● **Brief**
Write the entries out again exactly as they stand, but without the pictures.

● **Data for this exercise**
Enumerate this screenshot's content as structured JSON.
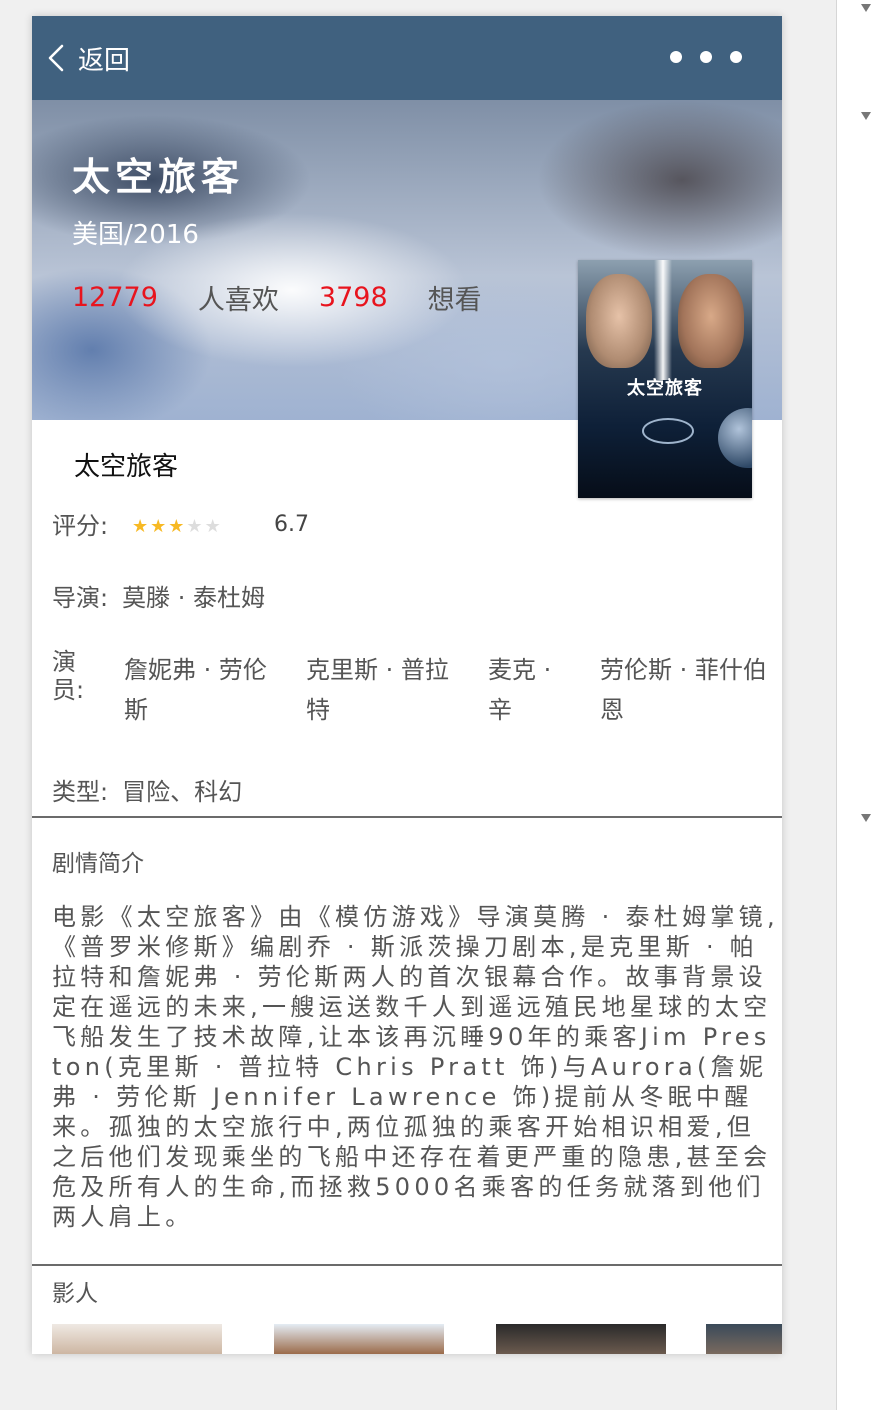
{
  "nav": {
    "back_label": "返回"
  },
  "movie": {
    "title": "太空旅客",
    "origin": "美国/2016",
    "likes": {
      "count": "12779",
      "label": "人喜欢"
    },
    "wants": {
      "count": "3798",
      "label": "想看"
    },
    "poster_title": "太空旅客",
    "subtitle": "太空旅客"
  },
  "details": {
    "rating_label": "评分:",
    "rating_value": "6.7",
    "rating_stars": 3,
    "rating_max": 5,
    "director_label": "导演:",
    "director": "莫滕 · 泰杜姆",
    "cast_label": "演员:",
    "cast": [
      "詹妮弗 · 劳伦斯",
      "克里斯 · 普拉特",
      "麦克 · 辛",
      "劳伦斯 · 菲什伯恩"
    ],
    "genre_label": "类型:",
    "genre": "冒险、科幻"
  },
  "synopsis": {
    "heading": "剧情简介",
    "text": "电影《太空旅客》由《模仿游戏》导演莫腾 · 泰杜姆掌镜,《普罗米修斯》编剧乔 · 斯派茨操刀剧本,是克里斯 · 帕拉特和詹妮弗 · 劳伦斯两人的首次银幕合作。故事背景设定在遥远的未来,一艘运送数千人到遥远殖民地星球的太空飞船发生了技术故障,让本该再沉睡90年的乘客Jim Preston(克里斯 · 普拉特 Chris Pratt 饰)与Aurora(詹妮弗 · 劳伦斯 Jennifer Lawrence 饰)提前从冬眠中醒来。孤独的太空旅行中,两位孤独的乘客开始相识相爱,但之后他们发现乘坐的飞船中还存在着更严重的隐患,甚至会危及所有人的生命,而拯救5000名乘客的任务就落到他们两人肩上。"
  },
  "people": {
    "heading": "影人"
  },
  "colors": {
    "nav_bg": "#40617f",
    "accent_red": "#e8141e",
    "star_on": "#f7b924",
    "star_off": "#dddddd"
  }
}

● **Answer to the task**
Enumerate this screenshot's content as structured JSON.
{
  "nav": {
    "back_label": "返回"
  },
  "movie": {
    "title": "太空旅客",
    "origin": "美国/2016",
    "likes": {
      "count": "12779",
      "label": "人喜欢"
    },
    "wants": {
      "count": "3798",
      "label": "想看"
    },
    "poster_title": "太空旅客",
    "subtitle": "太空旅客"
  },
  "details": {
    "rating_label": "评分:",
    "rating_value": "6.7",
    "rating_stars": 3,
    "rating_max": 5,
    "director_label": "导演:",
    "director": "莫滕 · 泰杜姆",
    "cast_label": "演员:",
    "cast": [
      "詹妮弗 · 劳伦斯",
      "克里斯 · 普拉特",
      "麦克 · 辛",
      "劳伦斯 · 菲什伯恩"
    ],
    "genre_label": "类型:",
    "genre": "冒险、科幻"
  },
  "synopsis": {
    "heading": "剧情简介",
    "text": "电影《太空旅客》由《模仿游戏》导演莫腾 · 泰杜姆掌镜,《普罗米修斯》编剧乔 · 斯派茨操刀剧本,是克里斯 · 帕拉特和詹妮弗 · 劳伦斯两人的首次银幕合作。故事背景设定在遥远的未来,一艘运送数千人到遥远殖民地星球的太空飞船发生了技术故障,让本该再沉睡90年的乘客Jim Preston(克里斯 · 普拉特 Chris Pratt 饰)与Aurora(詹妮弗 · 劳伦斯 Jennifer Lawrence 饰)提前从冬眠中醒来。孤独的太空旅行中,两位孤独的乘客开始相识相爱,但之后他们发现乘坐的飞船中还存在着更严重的隐患,甚至会危及所有人的生命,而拯救5000名乘客的任务就落到他们两人肩上。"
  },
  "people": {
    "heading": "影人"
  },
  "colors": {
    "nav_bg": "#40617f",
    "accent_red": "#e8141e",
    "star_on": "#f7b924",
    "star_off": "#dddddd"
  }
}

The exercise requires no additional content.